### Supplied data:
============================================================

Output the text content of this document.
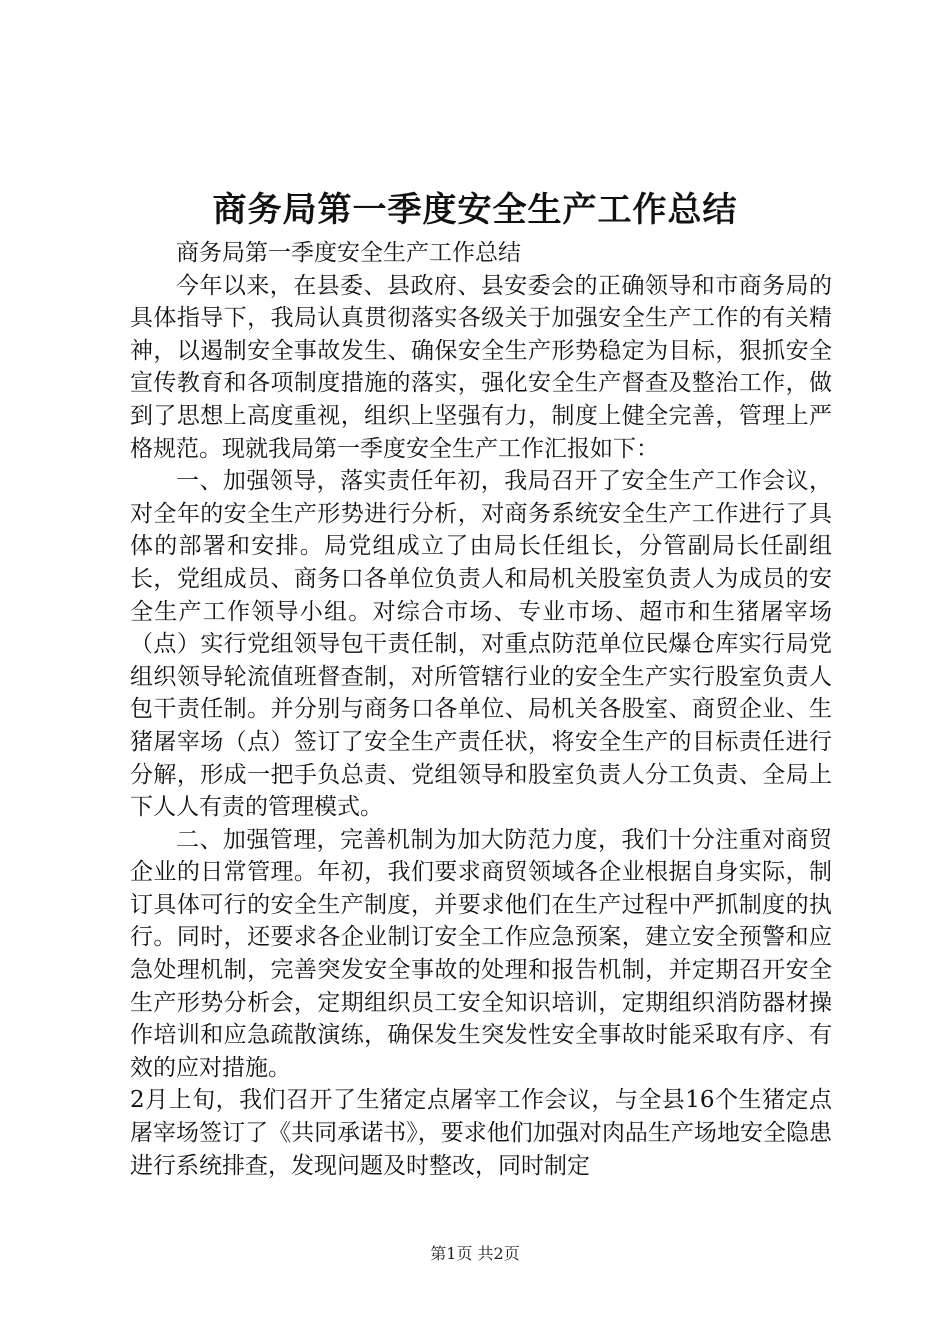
商务局第一季度安全生产工作总结

商务局第一季度安全生产工作总结

今年以来，在县委、县政府、县安委会的正确领导和市商务局的具体指导下，我局认真贯彻落实各级关于加强安全生产工作的有关精神，以遏制安全事故发生、确保安全生产形势稳定为目标，狠抓安全宣传教育和各项制度措施的落实，强化安全生产督查及整治工作，做到了思想上高度重视，组织上坚强有力，制度上健全完善，管理上严格规范。现就我局第一季度安全生产工作汇报如下：

一、加强领导，落实责任年初，我局召开了安全生产工作会议，对全年的安全生产形势进行分析，对商务系统安全生产工作进行了具体的部署和安排。局党组成立了由局长任组长，分管副局长任副组长，党组成员、商务口各单位负责人和局机关股室负责人为成员的安全生产工作领导小组。对综合市场、专业市场、超市和生猪屠宰场（点）实行党组领导包干责任制，对重点防范单位民爆仓库实行局党组织领导轮流值班督查制，对所管辖行业的安全生产实行股室负责人包干责任制。并分别与商务口各单位、局机关各股室、商贸企业、生猪屠宰场（点）签订了安全生产责任状，将安全生产的目标责任进行分解，形成一把手负总责、党组领导和股室负责人分工负责、全局上下人人有责的管理模式。

二、加强管理，完善机制为加大防范力度，我们十分注重对商贸企业的日常管理。年初，我们要求商贸领域各企业根据自身实际，制订具体可行的安全生产制度，并要求他们在生产过程中严抓制度的执行。同时，还要求各企业制订安全工作应急预案，建立安全预警和应急处理机制，完善突发安全事故的处理和报告机制，并定期召开安全生产形势分析会，定期组织员工安全知识培训，定期组织消防器材操作培训和应急疏散演练，确保发生突发性安全事故时能采取有序、有效的应对措施。

2月上旬，我们召开了生猪定点屠宰工作会议，与全县16个生猪定点屠宰场签订了《共同承诺书》，要求他们加强对肉品生产场地安全隐患进行系统排查，发现问题及时整改，同时制定

第1页 共2页
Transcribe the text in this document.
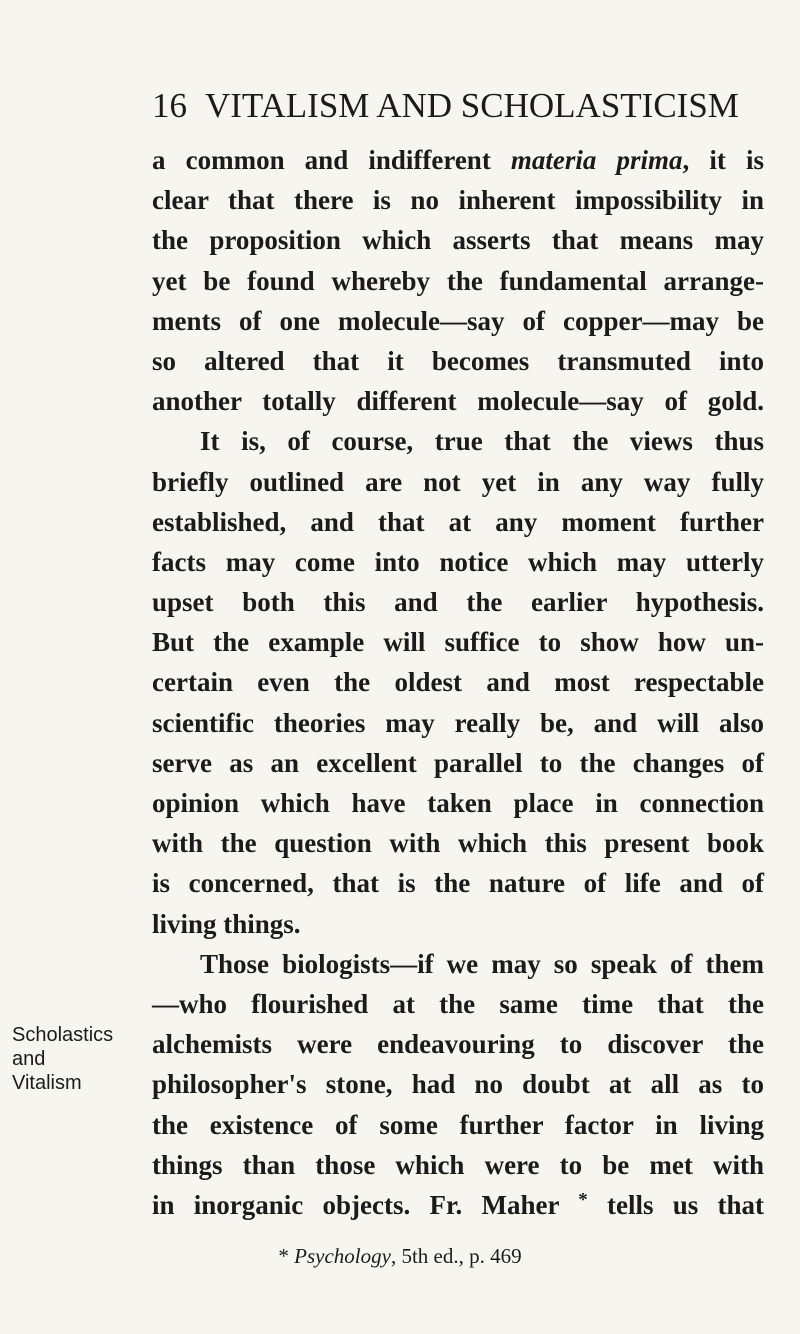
16 VITALISM AND SCHOLASTICISM
a common and indifferent materia prima, it is
clear that there is no inherent impossibility in
the proposition which asserts that means may
yet be found whereby the fundamental arrange-
ments of one molecule—say of copper—may be
so altered that it becomes transmuted into
another totally different molecule—say of gold.
It is, of course, true that the views thus
briefly outlined are not yet in any way fully
established, and that at any moment further
facts may come into notice which may utterly
upset both this and the earlier hypothesis.
But the example will suffice to show how un-
certain even the oldest and most respectable
scientific theories may really be, and will also
serve as an excellent parallel to the changes of
opinion which have taken place in connection
with the question with which this present book
is concerned, that is the nature of life and of
living things.
Those biologists—if we may so speak of them
—who flourished at the same time that the
alchemists were endeavouring to discover the
philosopher's stone, had no doubt at all as to
the existence of some further factor in living
things than those which were to be met with
in inorganic objects. Fr. Maher * tells us that
Scholastics
and
Vitalism
* Psychology, 5th ed., p. 469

============================================================

### Requirement:
In the records, locate each line holding the string "which" and copy it.

### Reply to the exercise:
the proposition which asserts that means may
facts may come into notice which may utterly
opinion which have taken place in connection
with the question with which this present book
things than those which were to be met with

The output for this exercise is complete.